Data entries

· · · ·

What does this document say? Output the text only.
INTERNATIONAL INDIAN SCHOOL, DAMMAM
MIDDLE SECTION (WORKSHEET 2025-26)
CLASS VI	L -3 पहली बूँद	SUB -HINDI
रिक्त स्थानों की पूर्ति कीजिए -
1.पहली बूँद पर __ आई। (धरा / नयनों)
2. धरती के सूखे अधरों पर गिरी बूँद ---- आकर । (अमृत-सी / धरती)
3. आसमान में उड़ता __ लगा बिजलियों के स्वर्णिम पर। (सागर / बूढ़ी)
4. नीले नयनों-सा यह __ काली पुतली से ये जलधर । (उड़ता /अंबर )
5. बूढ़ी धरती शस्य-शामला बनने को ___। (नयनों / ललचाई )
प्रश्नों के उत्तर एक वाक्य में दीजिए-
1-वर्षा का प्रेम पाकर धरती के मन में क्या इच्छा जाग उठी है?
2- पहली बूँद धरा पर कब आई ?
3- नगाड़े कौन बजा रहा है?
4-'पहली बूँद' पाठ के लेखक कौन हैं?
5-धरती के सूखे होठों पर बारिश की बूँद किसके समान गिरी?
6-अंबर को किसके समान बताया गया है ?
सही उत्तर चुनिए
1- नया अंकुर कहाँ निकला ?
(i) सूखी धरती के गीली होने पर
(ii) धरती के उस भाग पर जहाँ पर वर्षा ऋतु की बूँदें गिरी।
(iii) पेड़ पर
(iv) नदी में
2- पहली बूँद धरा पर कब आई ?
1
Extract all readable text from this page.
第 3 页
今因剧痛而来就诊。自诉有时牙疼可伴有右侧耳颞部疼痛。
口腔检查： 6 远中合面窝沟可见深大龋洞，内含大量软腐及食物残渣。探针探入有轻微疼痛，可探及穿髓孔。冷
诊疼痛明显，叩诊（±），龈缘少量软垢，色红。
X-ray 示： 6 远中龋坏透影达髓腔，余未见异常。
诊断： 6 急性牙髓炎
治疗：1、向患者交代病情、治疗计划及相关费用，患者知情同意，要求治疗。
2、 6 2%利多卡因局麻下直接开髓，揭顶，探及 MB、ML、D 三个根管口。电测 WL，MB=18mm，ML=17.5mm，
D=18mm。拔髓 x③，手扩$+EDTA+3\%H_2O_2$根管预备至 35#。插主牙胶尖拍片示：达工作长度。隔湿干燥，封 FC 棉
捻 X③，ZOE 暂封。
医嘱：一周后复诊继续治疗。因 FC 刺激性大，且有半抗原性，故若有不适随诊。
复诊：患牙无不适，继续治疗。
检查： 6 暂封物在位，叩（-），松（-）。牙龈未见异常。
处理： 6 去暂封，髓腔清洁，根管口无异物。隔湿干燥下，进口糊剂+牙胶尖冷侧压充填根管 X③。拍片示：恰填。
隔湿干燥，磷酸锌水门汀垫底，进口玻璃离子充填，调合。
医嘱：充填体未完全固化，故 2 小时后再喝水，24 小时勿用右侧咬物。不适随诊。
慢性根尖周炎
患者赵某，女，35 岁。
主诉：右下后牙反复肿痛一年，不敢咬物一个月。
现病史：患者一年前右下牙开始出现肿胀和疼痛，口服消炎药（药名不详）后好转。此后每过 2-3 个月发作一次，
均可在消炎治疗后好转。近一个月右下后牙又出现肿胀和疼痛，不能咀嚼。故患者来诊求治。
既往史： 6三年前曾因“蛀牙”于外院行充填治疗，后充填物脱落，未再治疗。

· · · ·

• Instruction: From the data above, work out how many lines contain the string "this" and reply with only the number.

• Completed exercise: 2